◆ Supplied information ◆
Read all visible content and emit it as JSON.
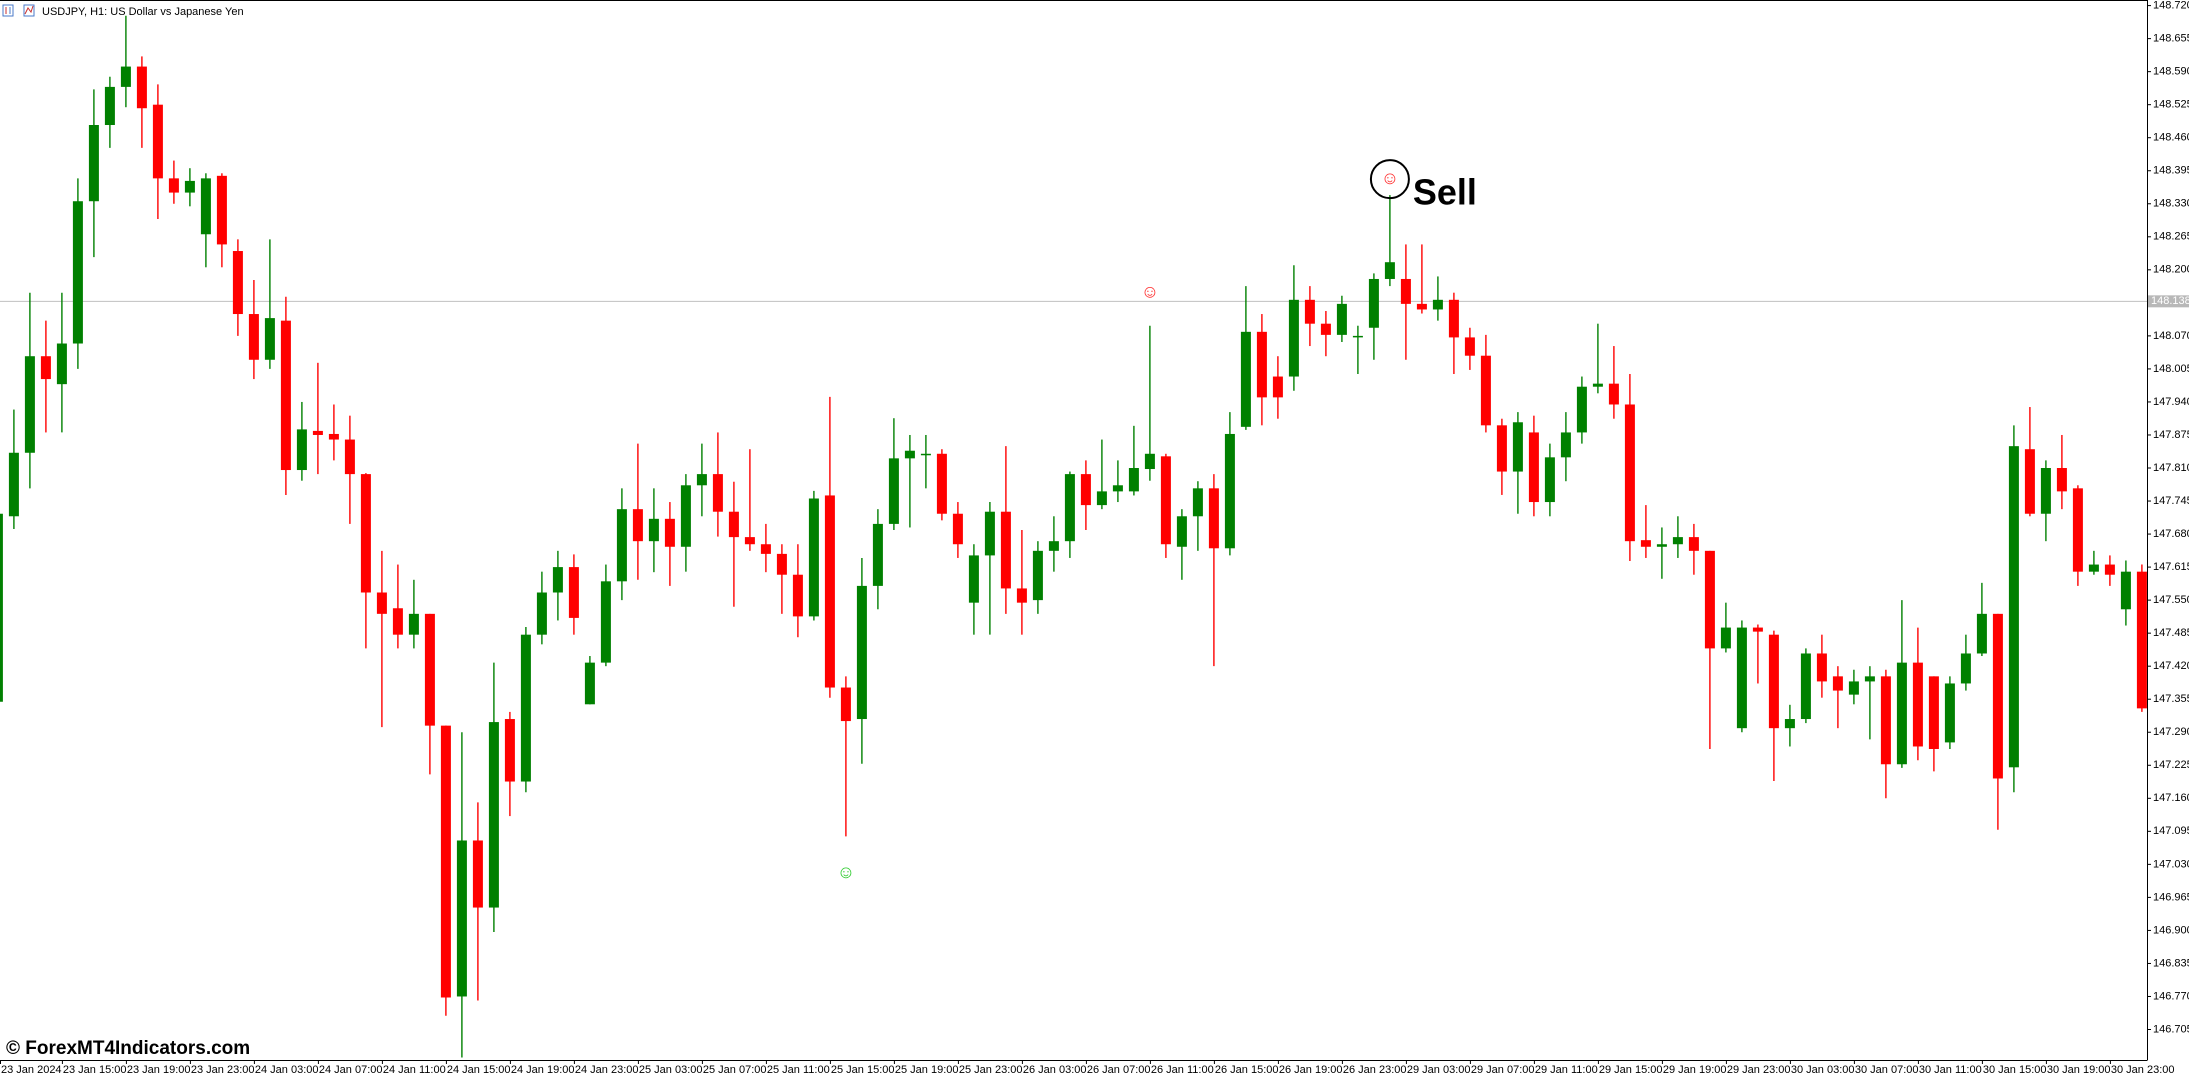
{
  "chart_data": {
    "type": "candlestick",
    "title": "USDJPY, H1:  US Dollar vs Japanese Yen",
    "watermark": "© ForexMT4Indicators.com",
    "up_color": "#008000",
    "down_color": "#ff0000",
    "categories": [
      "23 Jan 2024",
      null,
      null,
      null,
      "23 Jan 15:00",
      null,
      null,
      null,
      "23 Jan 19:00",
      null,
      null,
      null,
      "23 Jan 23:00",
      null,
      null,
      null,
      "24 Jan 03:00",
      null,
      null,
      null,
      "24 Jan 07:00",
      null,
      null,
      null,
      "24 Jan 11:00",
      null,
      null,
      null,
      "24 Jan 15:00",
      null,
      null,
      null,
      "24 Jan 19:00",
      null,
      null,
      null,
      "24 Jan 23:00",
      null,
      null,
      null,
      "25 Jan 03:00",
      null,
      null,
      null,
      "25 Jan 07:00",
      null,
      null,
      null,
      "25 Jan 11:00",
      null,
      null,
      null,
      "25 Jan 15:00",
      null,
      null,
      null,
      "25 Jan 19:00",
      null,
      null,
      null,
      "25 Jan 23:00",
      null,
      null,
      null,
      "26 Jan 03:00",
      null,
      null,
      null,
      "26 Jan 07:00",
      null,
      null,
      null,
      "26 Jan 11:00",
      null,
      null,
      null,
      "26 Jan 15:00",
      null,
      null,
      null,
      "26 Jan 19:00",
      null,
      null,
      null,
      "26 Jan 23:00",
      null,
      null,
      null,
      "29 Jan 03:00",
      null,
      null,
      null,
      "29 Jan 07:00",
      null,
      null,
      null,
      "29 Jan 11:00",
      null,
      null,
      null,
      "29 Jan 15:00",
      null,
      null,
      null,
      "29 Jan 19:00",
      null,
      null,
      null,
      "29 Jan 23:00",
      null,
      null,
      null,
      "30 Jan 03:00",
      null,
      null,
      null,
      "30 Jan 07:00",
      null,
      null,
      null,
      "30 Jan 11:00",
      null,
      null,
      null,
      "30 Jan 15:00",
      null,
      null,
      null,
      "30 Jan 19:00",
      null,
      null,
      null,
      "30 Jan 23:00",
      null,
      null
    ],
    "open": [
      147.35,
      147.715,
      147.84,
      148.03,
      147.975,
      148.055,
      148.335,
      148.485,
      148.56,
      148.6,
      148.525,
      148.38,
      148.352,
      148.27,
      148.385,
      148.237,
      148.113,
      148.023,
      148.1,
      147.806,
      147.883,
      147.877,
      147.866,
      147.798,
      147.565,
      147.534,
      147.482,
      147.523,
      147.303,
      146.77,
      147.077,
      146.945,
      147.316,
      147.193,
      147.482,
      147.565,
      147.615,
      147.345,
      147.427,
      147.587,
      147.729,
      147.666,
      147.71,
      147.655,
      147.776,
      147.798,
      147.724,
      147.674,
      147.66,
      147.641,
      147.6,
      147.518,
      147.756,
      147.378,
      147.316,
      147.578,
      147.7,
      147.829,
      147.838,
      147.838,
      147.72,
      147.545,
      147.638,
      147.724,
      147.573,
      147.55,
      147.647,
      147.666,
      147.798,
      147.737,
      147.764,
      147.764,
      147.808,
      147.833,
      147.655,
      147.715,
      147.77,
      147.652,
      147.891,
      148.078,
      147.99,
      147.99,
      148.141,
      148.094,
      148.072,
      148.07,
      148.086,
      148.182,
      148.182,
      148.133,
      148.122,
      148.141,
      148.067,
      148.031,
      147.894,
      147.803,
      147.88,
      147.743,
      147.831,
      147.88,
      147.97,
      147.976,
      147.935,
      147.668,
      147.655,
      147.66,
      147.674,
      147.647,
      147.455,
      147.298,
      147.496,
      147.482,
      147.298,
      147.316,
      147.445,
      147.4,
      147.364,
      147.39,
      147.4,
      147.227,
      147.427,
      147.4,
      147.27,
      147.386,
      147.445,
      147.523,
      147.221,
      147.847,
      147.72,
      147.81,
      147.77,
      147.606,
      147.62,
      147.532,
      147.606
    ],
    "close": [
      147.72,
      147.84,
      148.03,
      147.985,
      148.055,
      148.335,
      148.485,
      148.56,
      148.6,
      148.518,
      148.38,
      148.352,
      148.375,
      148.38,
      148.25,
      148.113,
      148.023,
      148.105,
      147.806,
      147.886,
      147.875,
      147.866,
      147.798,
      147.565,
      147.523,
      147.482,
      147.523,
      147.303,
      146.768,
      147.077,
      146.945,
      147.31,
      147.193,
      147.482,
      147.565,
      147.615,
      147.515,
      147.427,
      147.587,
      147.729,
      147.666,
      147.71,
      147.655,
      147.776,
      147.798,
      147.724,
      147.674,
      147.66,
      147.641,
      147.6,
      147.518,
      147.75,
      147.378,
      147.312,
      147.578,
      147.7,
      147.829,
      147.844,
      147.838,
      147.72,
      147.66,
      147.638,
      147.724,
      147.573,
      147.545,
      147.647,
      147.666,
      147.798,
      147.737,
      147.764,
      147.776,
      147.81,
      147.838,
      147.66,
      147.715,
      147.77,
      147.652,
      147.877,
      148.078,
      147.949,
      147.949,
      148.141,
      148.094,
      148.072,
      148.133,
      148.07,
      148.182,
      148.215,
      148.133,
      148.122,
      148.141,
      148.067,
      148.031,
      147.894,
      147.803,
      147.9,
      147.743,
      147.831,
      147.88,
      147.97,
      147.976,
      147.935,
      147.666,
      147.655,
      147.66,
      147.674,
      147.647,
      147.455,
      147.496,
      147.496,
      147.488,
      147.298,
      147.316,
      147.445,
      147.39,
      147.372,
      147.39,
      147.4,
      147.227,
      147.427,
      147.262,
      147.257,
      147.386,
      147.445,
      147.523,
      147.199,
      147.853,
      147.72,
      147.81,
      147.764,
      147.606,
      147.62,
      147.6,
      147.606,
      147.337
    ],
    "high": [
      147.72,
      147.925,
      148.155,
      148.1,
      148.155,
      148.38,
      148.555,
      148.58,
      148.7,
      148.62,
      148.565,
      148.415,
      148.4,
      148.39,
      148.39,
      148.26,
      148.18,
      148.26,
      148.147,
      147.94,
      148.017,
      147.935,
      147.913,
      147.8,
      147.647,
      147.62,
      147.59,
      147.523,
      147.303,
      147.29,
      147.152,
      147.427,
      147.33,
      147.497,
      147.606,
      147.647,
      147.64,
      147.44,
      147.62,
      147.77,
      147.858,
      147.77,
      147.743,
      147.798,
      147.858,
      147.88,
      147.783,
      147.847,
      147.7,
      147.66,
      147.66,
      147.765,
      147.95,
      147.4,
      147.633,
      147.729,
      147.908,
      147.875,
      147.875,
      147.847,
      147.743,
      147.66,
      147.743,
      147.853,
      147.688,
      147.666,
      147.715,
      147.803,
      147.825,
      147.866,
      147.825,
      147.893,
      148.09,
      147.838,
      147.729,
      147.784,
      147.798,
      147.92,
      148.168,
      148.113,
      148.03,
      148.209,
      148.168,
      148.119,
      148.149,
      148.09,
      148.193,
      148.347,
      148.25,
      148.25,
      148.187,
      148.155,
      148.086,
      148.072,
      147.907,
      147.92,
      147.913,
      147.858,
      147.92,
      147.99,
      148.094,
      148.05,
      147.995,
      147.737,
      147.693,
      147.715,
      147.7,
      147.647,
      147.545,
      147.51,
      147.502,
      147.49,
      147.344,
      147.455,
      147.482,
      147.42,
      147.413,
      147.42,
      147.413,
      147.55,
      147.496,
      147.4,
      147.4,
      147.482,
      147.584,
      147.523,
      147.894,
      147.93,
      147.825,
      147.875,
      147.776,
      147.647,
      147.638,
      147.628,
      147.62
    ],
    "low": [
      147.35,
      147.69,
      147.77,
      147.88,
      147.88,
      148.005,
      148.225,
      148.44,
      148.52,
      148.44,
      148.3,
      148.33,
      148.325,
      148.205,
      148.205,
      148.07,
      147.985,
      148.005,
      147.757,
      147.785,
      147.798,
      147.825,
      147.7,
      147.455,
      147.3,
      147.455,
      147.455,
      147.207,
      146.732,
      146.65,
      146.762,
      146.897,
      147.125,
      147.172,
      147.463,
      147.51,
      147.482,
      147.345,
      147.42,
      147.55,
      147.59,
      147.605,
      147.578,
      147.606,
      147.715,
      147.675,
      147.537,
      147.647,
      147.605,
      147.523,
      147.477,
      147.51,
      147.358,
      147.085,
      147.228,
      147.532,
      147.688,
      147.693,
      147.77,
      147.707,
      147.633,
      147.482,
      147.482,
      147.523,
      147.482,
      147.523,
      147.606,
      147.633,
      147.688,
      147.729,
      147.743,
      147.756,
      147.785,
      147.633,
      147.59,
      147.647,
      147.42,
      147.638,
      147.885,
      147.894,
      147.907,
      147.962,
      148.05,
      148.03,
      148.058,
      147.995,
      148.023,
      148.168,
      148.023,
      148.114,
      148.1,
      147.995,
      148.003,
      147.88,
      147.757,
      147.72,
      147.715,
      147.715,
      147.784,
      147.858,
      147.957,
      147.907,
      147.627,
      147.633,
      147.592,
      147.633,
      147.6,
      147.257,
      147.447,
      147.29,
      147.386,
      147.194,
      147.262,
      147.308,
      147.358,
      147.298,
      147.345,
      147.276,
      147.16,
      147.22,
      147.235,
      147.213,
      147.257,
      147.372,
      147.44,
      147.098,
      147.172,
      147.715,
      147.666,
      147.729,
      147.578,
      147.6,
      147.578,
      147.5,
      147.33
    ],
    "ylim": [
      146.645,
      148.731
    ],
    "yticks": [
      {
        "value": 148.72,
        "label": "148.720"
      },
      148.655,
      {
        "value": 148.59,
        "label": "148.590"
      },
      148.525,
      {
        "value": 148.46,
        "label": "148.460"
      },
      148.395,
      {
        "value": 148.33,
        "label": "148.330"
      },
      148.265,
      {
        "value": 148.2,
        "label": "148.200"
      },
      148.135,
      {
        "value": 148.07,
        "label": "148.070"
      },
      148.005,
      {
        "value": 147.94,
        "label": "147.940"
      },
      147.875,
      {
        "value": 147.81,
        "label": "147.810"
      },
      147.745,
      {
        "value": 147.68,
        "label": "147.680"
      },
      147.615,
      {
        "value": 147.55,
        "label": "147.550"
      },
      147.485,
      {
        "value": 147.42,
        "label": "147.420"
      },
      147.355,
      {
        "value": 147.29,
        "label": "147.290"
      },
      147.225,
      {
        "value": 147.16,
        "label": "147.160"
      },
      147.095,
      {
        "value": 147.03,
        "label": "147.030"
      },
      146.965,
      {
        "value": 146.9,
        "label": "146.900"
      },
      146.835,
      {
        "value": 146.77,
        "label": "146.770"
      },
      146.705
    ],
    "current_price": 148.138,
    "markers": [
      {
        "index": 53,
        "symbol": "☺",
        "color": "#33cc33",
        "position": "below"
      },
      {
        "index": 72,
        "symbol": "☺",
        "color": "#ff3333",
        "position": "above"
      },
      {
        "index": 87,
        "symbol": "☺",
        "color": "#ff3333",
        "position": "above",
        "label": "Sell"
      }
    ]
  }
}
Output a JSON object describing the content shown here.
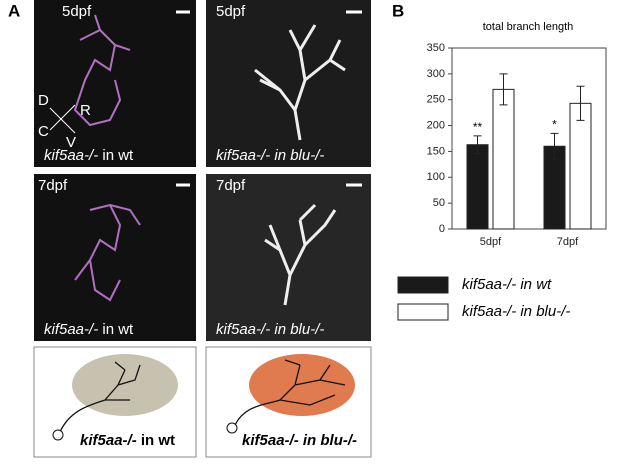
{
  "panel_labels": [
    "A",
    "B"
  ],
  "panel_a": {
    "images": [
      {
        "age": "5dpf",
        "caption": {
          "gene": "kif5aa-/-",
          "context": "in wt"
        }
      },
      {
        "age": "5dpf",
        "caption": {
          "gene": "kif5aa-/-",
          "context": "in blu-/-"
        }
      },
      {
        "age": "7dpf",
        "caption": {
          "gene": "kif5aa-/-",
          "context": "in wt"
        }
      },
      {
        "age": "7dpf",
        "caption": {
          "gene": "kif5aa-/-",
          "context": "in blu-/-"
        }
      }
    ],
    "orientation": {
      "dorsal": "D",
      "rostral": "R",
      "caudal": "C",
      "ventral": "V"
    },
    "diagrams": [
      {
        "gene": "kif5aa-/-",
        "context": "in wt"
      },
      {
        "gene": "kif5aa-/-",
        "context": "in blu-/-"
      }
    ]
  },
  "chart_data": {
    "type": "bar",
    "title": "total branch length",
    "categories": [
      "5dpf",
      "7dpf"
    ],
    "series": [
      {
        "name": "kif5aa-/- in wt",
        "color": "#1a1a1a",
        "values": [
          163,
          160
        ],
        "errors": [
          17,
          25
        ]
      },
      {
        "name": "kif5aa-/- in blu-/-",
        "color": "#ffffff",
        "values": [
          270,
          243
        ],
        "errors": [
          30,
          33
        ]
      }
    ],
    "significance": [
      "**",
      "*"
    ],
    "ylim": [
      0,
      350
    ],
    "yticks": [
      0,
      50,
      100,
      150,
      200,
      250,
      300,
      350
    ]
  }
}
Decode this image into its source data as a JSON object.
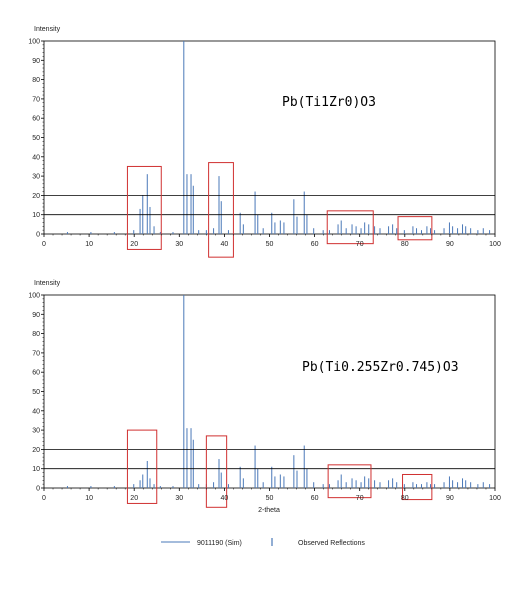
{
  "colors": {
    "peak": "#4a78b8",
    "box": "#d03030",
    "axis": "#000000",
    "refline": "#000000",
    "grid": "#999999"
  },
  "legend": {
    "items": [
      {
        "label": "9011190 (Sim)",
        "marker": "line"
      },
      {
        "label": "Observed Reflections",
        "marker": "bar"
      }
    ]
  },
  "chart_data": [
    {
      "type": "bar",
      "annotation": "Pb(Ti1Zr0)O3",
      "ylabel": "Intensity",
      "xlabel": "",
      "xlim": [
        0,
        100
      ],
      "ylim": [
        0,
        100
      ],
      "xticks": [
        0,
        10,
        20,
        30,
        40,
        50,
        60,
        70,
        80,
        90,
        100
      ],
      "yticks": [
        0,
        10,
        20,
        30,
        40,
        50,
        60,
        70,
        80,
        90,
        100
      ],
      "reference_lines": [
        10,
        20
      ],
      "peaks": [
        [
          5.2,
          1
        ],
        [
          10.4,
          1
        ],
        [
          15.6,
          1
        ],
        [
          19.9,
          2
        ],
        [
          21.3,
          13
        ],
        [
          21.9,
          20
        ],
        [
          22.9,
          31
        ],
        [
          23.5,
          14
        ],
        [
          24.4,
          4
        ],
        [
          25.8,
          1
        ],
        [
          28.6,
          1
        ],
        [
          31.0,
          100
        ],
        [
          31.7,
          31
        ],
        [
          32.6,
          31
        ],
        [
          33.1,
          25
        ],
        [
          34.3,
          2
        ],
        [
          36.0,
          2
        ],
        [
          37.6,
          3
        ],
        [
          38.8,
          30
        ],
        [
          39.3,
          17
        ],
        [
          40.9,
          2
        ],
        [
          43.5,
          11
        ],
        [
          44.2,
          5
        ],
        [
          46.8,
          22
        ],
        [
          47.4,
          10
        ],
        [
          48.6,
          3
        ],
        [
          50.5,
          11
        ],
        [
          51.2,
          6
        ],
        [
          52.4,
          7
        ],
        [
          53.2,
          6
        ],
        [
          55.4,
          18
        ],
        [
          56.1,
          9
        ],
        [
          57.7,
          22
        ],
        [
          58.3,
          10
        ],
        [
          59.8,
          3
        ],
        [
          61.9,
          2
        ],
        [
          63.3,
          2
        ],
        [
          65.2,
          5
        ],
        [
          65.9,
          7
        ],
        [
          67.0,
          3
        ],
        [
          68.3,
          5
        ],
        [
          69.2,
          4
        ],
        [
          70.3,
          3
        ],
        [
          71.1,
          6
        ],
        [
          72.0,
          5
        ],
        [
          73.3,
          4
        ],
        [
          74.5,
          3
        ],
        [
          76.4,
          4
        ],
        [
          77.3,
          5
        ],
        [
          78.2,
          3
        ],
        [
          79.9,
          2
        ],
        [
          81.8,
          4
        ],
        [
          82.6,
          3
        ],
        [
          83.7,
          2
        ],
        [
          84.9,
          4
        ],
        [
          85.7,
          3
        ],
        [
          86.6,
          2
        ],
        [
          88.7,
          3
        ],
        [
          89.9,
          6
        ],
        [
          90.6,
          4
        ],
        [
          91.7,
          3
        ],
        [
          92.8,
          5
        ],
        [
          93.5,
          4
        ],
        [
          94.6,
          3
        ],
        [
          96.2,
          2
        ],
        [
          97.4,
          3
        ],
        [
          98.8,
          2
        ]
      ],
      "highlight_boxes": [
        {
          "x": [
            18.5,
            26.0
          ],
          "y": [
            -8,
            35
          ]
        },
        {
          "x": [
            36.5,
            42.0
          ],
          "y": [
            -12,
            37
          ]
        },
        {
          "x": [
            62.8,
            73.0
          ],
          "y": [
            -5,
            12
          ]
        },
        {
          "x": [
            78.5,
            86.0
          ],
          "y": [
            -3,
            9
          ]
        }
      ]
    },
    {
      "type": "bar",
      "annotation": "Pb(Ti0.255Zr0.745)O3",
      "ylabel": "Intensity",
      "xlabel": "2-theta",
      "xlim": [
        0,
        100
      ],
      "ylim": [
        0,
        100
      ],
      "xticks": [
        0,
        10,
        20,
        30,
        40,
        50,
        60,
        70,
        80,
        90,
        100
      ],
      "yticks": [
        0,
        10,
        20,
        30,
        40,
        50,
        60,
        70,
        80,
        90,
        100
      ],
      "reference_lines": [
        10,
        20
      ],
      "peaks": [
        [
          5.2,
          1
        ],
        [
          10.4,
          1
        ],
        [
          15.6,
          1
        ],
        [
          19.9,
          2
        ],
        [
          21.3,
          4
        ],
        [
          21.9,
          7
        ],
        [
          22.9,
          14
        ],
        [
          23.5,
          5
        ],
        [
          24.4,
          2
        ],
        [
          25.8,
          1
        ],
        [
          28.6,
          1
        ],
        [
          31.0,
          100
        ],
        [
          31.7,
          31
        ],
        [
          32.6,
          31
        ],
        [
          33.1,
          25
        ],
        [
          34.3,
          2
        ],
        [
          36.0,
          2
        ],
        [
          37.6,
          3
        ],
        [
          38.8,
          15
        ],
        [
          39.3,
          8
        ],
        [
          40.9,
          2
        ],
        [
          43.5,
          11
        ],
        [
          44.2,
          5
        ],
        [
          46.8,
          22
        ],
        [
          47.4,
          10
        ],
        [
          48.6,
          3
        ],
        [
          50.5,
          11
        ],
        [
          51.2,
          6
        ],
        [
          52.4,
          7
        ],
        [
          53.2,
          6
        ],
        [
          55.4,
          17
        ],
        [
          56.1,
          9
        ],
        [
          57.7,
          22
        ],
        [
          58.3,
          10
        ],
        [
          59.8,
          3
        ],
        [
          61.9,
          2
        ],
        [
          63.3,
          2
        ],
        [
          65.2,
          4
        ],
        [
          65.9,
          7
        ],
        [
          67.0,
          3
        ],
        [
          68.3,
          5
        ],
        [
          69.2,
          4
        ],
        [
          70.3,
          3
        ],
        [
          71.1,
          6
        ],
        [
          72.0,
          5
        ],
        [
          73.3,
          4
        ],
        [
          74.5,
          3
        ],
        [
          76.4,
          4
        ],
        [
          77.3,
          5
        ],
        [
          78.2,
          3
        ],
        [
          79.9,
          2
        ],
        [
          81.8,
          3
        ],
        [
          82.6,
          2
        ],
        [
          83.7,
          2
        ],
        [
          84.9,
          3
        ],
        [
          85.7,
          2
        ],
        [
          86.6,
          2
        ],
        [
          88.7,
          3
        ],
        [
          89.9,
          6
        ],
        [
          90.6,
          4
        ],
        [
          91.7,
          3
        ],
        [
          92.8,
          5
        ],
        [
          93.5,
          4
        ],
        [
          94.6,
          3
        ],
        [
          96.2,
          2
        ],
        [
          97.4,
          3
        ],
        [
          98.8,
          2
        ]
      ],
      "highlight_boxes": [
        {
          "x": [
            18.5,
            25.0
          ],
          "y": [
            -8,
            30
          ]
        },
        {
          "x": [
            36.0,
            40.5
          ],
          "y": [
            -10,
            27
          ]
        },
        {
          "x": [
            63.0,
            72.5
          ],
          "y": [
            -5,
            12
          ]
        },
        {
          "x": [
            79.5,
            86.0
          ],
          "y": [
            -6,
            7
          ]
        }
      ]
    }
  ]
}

◆ Exercise description ◆
Where a line in the material contains "object", copy that line.

◆ Response for this exercise ◆
Output a JSON object describing the content shown here.
Decode this image into its source data as a JSON object.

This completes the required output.